[Dataset entries]

>>>>>

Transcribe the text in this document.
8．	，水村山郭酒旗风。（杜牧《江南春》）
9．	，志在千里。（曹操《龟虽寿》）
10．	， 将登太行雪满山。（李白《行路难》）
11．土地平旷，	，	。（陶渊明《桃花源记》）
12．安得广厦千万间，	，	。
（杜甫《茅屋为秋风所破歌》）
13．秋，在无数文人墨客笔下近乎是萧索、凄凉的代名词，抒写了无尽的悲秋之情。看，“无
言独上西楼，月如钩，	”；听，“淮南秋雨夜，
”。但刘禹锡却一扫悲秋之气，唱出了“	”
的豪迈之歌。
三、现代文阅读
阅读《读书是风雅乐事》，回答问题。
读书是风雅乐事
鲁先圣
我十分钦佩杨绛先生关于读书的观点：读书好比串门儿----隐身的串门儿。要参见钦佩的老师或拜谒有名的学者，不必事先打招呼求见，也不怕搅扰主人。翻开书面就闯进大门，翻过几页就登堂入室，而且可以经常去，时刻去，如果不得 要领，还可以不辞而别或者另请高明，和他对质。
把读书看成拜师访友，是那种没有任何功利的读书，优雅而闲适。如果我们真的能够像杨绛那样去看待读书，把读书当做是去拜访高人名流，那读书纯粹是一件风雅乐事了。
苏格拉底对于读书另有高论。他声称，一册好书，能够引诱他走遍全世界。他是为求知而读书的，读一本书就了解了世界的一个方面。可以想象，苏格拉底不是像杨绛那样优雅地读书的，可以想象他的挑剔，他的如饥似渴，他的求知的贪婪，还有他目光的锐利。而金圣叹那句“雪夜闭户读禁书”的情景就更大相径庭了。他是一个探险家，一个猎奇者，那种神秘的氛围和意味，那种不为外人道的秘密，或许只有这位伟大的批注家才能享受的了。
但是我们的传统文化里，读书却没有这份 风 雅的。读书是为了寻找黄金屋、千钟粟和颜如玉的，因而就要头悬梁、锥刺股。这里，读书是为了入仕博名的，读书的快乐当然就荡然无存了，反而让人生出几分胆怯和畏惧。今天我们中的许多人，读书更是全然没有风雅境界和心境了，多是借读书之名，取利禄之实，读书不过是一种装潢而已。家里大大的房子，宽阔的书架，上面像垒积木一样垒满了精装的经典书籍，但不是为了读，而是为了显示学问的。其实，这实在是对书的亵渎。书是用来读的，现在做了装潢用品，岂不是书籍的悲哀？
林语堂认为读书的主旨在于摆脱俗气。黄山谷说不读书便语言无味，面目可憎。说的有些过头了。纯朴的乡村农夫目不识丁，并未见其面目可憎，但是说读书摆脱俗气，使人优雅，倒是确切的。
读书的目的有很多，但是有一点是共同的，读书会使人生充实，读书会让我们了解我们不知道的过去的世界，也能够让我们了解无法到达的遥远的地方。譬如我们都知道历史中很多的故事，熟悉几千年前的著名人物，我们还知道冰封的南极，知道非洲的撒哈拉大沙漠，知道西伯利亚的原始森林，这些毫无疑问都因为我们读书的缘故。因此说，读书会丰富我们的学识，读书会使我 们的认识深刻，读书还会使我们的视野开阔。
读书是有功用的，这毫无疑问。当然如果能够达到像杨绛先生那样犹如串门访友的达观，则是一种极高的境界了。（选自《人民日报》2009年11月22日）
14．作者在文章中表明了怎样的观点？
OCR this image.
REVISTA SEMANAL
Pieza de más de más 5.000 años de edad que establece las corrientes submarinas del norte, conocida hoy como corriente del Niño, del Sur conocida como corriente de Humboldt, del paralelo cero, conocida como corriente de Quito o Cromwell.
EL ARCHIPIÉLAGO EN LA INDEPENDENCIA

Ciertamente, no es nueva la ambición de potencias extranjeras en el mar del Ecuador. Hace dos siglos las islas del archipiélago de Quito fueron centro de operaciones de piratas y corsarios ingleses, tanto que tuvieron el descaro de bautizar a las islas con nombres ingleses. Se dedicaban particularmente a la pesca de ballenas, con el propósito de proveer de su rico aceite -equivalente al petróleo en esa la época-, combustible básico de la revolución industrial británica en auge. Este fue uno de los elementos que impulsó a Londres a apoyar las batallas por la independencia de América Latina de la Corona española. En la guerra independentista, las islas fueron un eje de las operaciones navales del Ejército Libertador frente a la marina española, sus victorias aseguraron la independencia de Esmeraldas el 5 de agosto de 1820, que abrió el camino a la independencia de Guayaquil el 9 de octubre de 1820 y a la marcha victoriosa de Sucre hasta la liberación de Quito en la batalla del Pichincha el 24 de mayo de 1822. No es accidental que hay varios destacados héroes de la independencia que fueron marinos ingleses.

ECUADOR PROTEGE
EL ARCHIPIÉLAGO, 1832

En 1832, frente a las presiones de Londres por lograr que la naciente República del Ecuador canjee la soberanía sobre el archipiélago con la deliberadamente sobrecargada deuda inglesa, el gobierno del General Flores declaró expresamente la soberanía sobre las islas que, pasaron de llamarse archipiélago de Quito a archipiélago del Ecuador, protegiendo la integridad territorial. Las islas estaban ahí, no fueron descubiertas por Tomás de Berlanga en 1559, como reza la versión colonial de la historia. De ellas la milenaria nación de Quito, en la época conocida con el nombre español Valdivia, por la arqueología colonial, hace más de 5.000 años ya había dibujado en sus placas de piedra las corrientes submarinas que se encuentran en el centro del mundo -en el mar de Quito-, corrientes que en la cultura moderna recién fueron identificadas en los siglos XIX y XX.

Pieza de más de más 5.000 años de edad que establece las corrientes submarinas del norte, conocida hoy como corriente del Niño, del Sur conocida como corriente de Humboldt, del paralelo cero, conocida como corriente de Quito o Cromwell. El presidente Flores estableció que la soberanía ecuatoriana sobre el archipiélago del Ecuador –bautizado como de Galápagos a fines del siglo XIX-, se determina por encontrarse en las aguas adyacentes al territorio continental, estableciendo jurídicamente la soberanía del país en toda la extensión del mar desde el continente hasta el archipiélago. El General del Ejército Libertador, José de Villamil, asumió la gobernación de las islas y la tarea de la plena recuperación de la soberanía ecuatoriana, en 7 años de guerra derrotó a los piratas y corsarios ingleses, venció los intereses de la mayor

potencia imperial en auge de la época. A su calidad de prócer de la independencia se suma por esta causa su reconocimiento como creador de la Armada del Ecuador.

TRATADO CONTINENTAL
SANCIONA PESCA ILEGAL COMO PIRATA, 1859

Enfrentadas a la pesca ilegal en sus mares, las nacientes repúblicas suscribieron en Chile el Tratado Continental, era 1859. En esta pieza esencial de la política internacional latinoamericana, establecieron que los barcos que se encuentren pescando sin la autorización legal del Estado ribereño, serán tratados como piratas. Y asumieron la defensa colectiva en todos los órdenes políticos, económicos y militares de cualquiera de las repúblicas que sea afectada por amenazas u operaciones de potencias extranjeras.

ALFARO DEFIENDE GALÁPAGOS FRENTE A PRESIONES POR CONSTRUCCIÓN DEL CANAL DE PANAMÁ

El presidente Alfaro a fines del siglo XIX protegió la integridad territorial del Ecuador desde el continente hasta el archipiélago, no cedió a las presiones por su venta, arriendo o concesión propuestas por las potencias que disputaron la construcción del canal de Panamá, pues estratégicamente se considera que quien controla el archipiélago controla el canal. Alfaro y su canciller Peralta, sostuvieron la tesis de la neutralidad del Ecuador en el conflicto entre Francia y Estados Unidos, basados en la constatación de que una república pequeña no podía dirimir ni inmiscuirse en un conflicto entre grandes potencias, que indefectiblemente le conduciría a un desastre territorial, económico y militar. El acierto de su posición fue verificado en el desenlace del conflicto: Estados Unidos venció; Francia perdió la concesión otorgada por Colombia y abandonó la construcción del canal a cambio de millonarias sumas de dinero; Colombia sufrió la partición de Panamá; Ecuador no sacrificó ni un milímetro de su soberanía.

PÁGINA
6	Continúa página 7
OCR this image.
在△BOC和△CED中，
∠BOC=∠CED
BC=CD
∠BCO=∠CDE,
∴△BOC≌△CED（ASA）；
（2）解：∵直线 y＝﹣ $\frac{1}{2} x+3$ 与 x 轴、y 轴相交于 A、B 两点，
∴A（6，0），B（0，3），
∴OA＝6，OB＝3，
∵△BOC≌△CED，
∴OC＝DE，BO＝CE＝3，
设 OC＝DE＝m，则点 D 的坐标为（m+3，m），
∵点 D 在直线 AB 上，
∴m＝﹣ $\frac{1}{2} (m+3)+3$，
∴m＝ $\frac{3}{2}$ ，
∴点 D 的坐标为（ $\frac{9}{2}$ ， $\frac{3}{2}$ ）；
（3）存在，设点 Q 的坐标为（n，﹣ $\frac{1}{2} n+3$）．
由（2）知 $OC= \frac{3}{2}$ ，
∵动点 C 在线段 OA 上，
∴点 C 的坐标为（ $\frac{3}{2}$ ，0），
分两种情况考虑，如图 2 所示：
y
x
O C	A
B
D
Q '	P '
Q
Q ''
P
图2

<<<<<

Exercise objective. Look through the data and show every line containing "frac".

Task output.
（2）解：∵直线 y＝﹣ $\frac{1}{2} x+3$ 与 x 轴、y 轴相交于 A、B 两点，
∴m＝﹣ $\frac{1}{2} (m+3)+3$，
∴m＝ $\frac{3}{2}$ ，
∴点 D 的坐标为（ $\frac{9}{2}$ ， $\frac{3}{2}$ ）；
（3）存在，设点 Q 的坐标为（n，﹣ $\frac{1}{2} n+3$）．
由（2）知 $OC= \frac{3}{2}$ ，
∴点 C 的坐标为（ $\frac{3}{2}$ ，0），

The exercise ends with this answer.